# Written request:
Determine how many lines include the string "velocity". Output that number only.

Rows from a figure dataset
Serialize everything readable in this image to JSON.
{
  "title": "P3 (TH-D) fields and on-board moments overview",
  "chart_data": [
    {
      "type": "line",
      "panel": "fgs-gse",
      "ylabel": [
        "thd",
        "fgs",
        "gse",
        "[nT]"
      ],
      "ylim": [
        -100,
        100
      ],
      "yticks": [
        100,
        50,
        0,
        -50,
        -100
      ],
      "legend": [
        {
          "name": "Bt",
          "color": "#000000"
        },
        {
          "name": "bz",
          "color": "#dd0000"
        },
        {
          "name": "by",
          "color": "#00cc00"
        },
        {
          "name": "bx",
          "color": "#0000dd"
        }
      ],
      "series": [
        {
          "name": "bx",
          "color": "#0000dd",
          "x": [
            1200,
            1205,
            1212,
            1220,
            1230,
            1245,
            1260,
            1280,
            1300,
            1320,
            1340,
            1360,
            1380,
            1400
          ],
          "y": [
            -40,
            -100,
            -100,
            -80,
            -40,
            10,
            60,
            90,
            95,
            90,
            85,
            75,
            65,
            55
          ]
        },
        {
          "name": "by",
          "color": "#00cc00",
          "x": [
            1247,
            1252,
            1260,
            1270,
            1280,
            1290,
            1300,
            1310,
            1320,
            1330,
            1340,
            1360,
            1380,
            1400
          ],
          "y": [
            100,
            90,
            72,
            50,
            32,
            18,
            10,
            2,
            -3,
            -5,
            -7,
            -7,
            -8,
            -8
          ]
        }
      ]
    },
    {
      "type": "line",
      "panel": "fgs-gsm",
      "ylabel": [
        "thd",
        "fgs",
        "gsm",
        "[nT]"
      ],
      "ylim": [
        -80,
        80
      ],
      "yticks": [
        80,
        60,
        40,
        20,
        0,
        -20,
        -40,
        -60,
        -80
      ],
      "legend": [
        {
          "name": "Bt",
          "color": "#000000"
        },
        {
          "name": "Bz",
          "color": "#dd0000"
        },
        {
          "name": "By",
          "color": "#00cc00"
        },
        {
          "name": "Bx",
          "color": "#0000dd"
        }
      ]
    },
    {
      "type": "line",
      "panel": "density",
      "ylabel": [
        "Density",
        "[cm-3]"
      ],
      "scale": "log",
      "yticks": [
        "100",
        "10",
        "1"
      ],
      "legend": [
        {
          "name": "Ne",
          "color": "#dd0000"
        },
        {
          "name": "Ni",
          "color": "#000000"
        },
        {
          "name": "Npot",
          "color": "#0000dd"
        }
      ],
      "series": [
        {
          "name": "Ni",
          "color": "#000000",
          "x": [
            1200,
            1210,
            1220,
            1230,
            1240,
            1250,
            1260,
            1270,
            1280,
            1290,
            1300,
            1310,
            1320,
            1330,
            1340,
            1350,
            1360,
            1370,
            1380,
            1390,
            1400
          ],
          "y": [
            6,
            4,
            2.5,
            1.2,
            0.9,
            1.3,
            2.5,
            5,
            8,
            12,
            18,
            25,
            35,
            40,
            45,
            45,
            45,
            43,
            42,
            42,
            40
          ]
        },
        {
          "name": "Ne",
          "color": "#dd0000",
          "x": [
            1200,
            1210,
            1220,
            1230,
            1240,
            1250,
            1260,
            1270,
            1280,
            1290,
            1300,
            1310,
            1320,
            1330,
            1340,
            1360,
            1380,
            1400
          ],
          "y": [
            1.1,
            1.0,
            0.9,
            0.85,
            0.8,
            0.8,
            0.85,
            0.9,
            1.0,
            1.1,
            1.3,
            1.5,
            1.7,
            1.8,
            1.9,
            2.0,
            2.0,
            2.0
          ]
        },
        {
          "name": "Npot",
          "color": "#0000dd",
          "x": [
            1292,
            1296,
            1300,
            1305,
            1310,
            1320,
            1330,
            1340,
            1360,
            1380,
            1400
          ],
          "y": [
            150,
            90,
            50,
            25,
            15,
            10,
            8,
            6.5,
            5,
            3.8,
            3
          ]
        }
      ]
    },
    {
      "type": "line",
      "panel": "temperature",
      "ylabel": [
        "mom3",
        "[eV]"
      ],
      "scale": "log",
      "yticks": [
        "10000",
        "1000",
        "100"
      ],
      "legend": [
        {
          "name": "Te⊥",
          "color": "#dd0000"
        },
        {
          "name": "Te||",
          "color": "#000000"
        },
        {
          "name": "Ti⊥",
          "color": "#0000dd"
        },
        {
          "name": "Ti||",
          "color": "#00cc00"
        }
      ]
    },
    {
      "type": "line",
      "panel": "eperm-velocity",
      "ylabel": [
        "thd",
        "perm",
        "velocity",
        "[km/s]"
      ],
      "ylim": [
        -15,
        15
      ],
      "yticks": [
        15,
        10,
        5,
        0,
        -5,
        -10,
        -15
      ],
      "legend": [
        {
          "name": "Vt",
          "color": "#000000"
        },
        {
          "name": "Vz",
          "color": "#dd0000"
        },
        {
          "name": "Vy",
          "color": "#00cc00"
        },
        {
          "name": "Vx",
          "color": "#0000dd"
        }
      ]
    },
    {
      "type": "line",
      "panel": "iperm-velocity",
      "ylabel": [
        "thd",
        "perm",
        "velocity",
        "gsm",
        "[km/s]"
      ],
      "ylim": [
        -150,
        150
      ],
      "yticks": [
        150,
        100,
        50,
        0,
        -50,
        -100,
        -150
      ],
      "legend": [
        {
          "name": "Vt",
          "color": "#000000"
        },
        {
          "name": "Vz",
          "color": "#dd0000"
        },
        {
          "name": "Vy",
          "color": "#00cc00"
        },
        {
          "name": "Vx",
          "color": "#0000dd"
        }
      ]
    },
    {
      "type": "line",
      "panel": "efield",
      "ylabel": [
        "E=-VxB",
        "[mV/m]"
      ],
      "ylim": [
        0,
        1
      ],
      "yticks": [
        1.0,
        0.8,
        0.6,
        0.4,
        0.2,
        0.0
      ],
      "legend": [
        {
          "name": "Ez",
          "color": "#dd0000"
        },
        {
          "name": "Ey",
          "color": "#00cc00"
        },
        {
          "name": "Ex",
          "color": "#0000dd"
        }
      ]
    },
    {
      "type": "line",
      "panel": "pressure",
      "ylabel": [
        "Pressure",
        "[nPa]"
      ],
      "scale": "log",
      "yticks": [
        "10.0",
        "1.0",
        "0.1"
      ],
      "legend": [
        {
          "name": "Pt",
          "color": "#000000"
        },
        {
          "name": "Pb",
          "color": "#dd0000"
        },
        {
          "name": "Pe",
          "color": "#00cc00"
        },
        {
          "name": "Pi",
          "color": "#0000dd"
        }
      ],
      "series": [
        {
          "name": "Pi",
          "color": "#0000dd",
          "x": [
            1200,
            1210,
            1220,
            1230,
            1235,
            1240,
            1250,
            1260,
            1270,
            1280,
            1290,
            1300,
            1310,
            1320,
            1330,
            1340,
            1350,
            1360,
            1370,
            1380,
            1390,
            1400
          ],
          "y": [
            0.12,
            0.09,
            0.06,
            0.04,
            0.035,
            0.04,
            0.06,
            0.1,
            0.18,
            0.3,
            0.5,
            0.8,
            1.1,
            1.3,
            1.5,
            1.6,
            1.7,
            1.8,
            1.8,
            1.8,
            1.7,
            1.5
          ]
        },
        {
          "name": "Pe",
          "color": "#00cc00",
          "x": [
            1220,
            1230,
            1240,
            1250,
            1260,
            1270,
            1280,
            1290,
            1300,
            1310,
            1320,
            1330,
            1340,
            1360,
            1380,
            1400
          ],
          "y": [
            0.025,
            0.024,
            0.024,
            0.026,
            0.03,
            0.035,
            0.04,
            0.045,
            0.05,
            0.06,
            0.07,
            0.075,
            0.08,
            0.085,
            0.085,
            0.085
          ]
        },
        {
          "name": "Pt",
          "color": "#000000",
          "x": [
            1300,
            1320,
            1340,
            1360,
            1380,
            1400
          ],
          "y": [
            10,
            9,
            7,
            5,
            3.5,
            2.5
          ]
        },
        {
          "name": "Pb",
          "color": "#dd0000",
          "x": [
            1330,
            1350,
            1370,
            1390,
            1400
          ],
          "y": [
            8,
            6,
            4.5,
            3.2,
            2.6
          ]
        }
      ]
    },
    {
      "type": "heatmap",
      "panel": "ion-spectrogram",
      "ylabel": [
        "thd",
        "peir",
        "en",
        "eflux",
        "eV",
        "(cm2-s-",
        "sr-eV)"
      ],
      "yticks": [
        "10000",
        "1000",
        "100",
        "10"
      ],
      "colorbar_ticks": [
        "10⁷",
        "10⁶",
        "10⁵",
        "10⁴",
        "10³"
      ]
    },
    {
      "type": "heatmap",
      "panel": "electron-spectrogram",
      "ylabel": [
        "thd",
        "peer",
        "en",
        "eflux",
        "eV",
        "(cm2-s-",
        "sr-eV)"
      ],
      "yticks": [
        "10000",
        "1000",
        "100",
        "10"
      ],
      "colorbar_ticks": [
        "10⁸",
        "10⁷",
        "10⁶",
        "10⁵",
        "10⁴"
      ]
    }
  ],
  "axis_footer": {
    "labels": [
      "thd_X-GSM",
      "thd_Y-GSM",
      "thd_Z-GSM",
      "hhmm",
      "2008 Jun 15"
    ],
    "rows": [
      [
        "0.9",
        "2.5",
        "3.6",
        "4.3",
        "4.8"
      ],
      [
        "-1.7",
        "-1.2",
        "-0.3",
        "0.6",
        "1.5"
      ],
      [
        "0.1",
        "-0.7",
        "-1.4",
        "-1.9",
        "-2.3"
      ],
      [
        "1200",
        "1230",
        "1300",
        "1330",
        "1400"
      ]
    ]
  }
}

# Written answer:
4